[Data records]
---
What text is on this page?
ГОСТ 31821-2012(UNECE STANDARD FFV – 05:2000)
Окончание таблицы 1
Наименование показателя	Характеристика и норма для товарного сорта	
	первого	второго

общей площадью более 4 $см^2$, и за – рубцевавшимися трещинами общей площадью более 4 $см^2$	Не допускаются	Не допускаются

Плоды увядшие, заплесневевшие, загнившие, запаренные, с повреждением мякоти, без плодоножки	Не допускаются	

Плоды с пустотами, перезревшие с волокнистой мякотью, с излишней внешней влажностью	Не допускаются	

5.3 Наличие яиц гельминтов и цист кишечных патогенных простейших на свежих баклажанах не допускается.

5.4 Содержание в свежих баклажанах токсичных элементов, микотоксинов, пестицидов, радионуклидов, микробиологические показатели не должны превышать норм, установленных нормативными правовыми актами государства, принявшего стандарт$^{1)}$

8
---
→ Request:
Gather up, from the records above, each line where the word "допускаются" appears.

→ Expected answer:
общей площадью более 4 $см^2$, и за – рубцевавшимися трещинами общей площадью более 4 $см^2$	Не допускаются	Не допускаются
Плоды увядшие, заплесневевшие, загнившие, запаренные, с повреждением мякоти, без плодоножки	Не допускаются	
Плоды с пустотами, перезревшие с волокнистой мякотью, с излишней внешней влажностью	Не допускаются	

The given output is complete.